[Data entries for graphics]
+ + + +
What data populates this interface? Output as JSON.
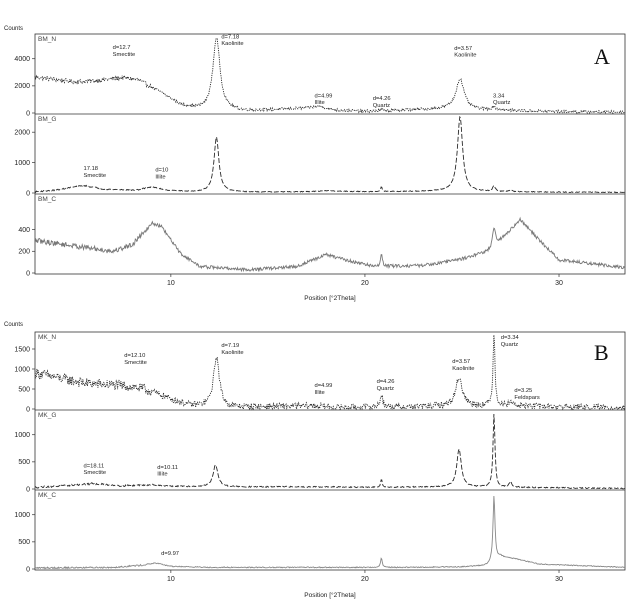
{
  "chart_data": [
    {
      "type": "line",
      "panel_letter": "A",
      "counts_label": "Counts",
      "xlabel": "Position [°2Theta]",
      "xlim": [
        3,
        33.4
      ],
      "x_ticks": [
        10,
        20,
        30
      ],
      "x_tick_labels": [
        "10",
        "20",
        "30"
      ],
      "grid": false,
      "series": [
        {
          "name": "BM_N",
          "dash": "1.2,1.1",
          "color": "#2a2a2a",
          "ylim": [
            0,
            5600
          ],
          "y_ticks": [
            0,
            2000,
            4000
          ],
          "y_tick_labels": [
            "0",
            "2000",
            "4000"
          ],
          "baseline": [
            [
              3,
              2650
            ],
            [
              5,
              2300
            ],
            [
              6,
              2350
            ],
            [
              7.5,
              2600
            ],
            [
              8.3,
              2450
            ],
            [
              9.5,
              1500
            ],
            [
              10.5,
              600
            ],
            [
              11.5,
              250
            ],
            [
              14,
              150
            ],
            [
              17.5,
              400
            ],
            [
              18.5,
              200
            ],
            [
              20,
              120
            ],
            [
              24,
              300
            ],
            [
              27,
              200
            ],
            [
              30,
              100
            ],
            [
              33.4,
              60
            ]
          ],
          "peaks": [
            [
              12.35,
              5350,
              0.22
            ],
            [
              24.9,
              2250,
              0.25
            ],
            [
              26.65,
              250,
              0.1
            ],
            [
              20.85,
              100,
              0.06
            ],
            [
              17.7,
              120,
              0.3
            ]
          ],
          "noise": 200,
          "annotations": [
            {
              "x": 7.0,
              "y": 4700,
              "lines": [
                "d=12.7",
                "Smectite"
              ]
            },
            {
              "x": 12.6,
              "y": 5500,
              "lines": [
                "d=7.18",
                "Kaolinite"
              ]
            },
            {
              "x": 17.4,
              "y": 1150,
              "lines": [
                "d=4.99",
                "Illite"
              ]
            },
            {
              "x": 20.4,
              "y": 950,
              "lines": [
                "d=4.26",
                "Quartz"
              ]
            },
            {
              "x": 24.6,
              "y": 4650,
              "lines": [
                "d=3.57",
                "Kaolinite"
              ]
            },
            {
              "x": 26.6,
              "y": 1150,
              "lines": [
                "3.34",
                "Quartz"
              ]
            }
          ]
        },
        {
          "name": "BM_G",
          "dash": "5,2",
          "color": "#2a2a2a",
          "ylim": [
            0,
            2500
          ],
          "y_ticks": [
            0,
            1000,
            2000
          ],
          "y_tick_labels": [
            "0",
            "1000",
            "2000"
          ],
          "baseline": [
            [
              3,
              40
            ],
            [
              4,
              90
            ],
            [
              5.5,
              250
            ],
            [
              6.5,
              130
            ],
            [
              8.2,
              90
            ],
            [
              9,
              200
            ],
            [
              9.8,
              90
            ],
            [
              11,
              40
            ],
            [
              14,
              30
            ],
            [
              17,
              40
            ],
            [
              18,
              70
            ],
            [
              20,
              40
            ],
            [
              24,
              60
            ],
            [
              27,
              40
            ],
            [
              33.4,
              20
            ]
          ],
          "peaks": [
            [
              12.35,
              1800,
              0.15
            ],
            [
              24.9,
              2450,
              0.16
            ],
            [
              26.65,
              180,
              0.08
            ],
            [
              20.85,
              150,
              0.05
            ],
            [
              27.5,
              60,
              0.08
            ]
          ],
          "noise": 25,
          "annotations": [
            {
              "x": 5.5,
              "y": 750,
              "lines": [
                "17.18",
                "Smectite"
              ]
            },
            {
              "x": 9.2,
              "y": 700,
              "lines": [
                "d=10",
                "Illite"
              ]
            }
          ]
        },
        {
          "name": "BM_C",
          "dash": "",
          "color": "#777777",
          "ylim": [
            0,
            700
          ],
          "y_ticks": [
            0,
            200,
            400
          ],
          "y_tick_labels": [
            "0",
            "200",
            "400"
          ],
          "baseline": [
            [
              3,
              300
            ],
            [
              5,
              250
            ],
            [
              7,
              200
            ],
            [
              8,
              260
            ],
            [
              9,
              460
            ],
            [
              9.5,
              430
            ],
            [
              10.5,
              180
            ],
            [
              11.5,
              60
            ],
            [
              14,
              30
            ],
            [
              16.5,
              60
            ],
            [
              18,
              170
            ],
            [
              19,
              120
            ],
            [
              20.5,
              60
            ],
            [
              23,
              70
            ],
            [
              25,
              130
            ],
            [
              26.5,
              210
            ],
            [
              28,
              490
            ],
            [
              29,
              300
            ],
            [
              30,
              120
            ],
            [
              33.4,
              50
            ]
          ],
          "peaks": [
            [
              20.85,
              130,
              0.05
            ],
            [
              26.65,
              170,
              0.1
            ]
          ],
          "noise": 30,
          "annotations": []
        }
      ]
    },
    {
      "type": "line",
      "panel_letter": "B",
      "counts_label": "Counts",
      "xlabel": "Position [°2Theta]",
      "xlim": [
        3,
        33.4
      ],
      "x_ticks": [
        10,
        20,
        30
      ],
      "x_tick_labels": [
        "10",
        "20",
        "30"
      ],
      "grid": false,
      "series": [
        {
          "name": "MK_N",
          "dash": "1.2,1.1",
          "color": "#2a2a2a",
          "ylim": [
            0,
            1850
          ],
          "y_ticks": [
            0,
            500,
            1000,
            1500
          ],
          "y_tick_labels": [
            "0",
            "500",
            "1000",
            "1500"
          ],
          "baseline": [
            [
              3,
              900
            ],
            [
              4,
              800
            ],
            [
              5.5,
              650
            ],
            [
              7,
              600
            ],
            [
              8,
              560
            ],
            [
              9,
              440
            ],
            [
              10,
              250
            ],
            [
              11,
              90
            ],
            [
              13,
              40
            ],
            [
              17.5,
              80
            ],
            [
              18.5,
              40
            ],
            [
              22,
              50
            ],
            [
              25,
              80
            ],
            [
              28,
              80
            ],
            [
              33.4,
              20
            ]
          ],
          "peaks": [
            [
              12.35,
              1250,
              0.18
            ],
            [
              24.85,
              720,
              0.2
            ],
            [
              26.65,
              1850,
              0.06
            ],
            [
              20.85,
              320,
              0.08
            ],
            [
              27.5,
              130,
              0.1
            ]
          ],
          "noise": 160,
          "annotations": [
            {
              "x": 7.6,
              "y": 1300,
              "lines": [
                "d=12.10",
                "Smectite"
              ]
            },
            {
              "x": 12.6,
              "y": 1550,
              "lines": [
                "d=7.19",
                "Kaolinite"
              ]
            },
            {
              "x": 17.4,
              "y": 550,
              "lines": [
                "d=4.99",
                "Illite"
              ]
            },
            {
              "x": 20.6,
              "y": 650,
              "lines": [
                "d=4.26",
                "Quartz"
              ]
            },
            {
              "x": 24.5,
              "y": 1150,
              "lines": [
                "d=3.57",
                "Kaolinite"
              ]
            },
            {
              "x": 27.0,
              "y": 1750,
              "lines": [
                "d=3.34",
                "Quartz"
              ]
            },
            {
              "x": 27.7,
              "y": 420,
              "lines": [
                "d=3.25",
                "Feldspars"
              ]
            }
          ]
        },
        {
          "name": "MK_G",
          "dash": "5,2",
          "color": "#2a2a2a",
          "ylim": [
            0,
            1400
          ],
          "y_ticks": [
            0,
            500,
            1000
          ],
          "y_tick_labels": [
            "0",
            "500",
            "1000"
          ],
          "baseline": [
            [
              3,
              30
            ],
            [
              4.5,
              60
            ],
            [
              6,
              100
            ],
            [
              7.5,
              60
            ],
            [
              9,
              80
            ],
            [
              10,
              50
            ],
            [
              12,
              40
            ],
            [
              18,
              40
            ],
            [
              20,
              30
            ],
            [
              24,
              40
            ],
            [
              28,
              30
            ],
            [
              33.4,
              10
            ]
          ],
          "peaks": [
            [
              12.3,
              400,
              0.15
            ],
            [
              24.85,
              700,
              0.14
            ],
            [
              26.65,
              1350,
              0.06
            ],
            [
              20.85,
              150,
              0.05
            ],
            [
              27.5,
              100,
              0.08
            ]
          ],
          "noise": 20,
          "annotations": [
            {
              "x": 5.5,
              "y": 400,
              "lines": [
                "d=18.11",
                "Smectite"
              ]
            },
            {
              "x": 9.3,
              "y": 370,
              "lines": [
                "d=10.11",
                "Illite"
              ]
            }
          ]
        },
        {
          "name": "MK_C",
          "dash": "",
          "color": "#888888",
          "ylim": [
            0,
            1400
          ],
          "y_ticks": [
            0,
            500,
            1000
          ],
          "y_tick_labels": [
            "0",
            "500",
            "1000"
          ],
          "baseline": [
            [
              3,
              20
            ],
            [
              7,
              30
            ],
            [
              8.5,
              70
            ],
            [
              9.2,
              110
            ],
            [
              10,
              50
            ],
            [
              12,
              30
            ],
            [
              18,
              30
            ],
            [
              22,
              30
            ],
            [
              25,
              40
            ],
            [
              26.3,
              70
            ],
            [
              27,
              230
            ],
            [
              28,
              170
            ],
            [
              29,
              90
            ],
            [
              33.4,
              30
            ]
          ],
          "peaks": [
            [
              20.85,
              180,
              0.05
            ],
            [
              26.65,
              1200,
              0.06
            ]
          ],
          "noise": 18,
          "annotations": [
            {
              "x": 9.5,
              "y": 260,
              "lines": [
                "d=9.97"
              ]
            }
          ]
        }
      ]
    }
  ]
}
+ + + +
DIRECTIONS FOR THIS TASK
Locate the word "name" in the entries, and copy every line where it is found.

EXERCISE ANSWER
          "name": "BM_N",
          "name": "BM_G",
          "name": "BM_C",
          "name": "MK_N",
          "name": "MK_G",
          "name": "MK_C",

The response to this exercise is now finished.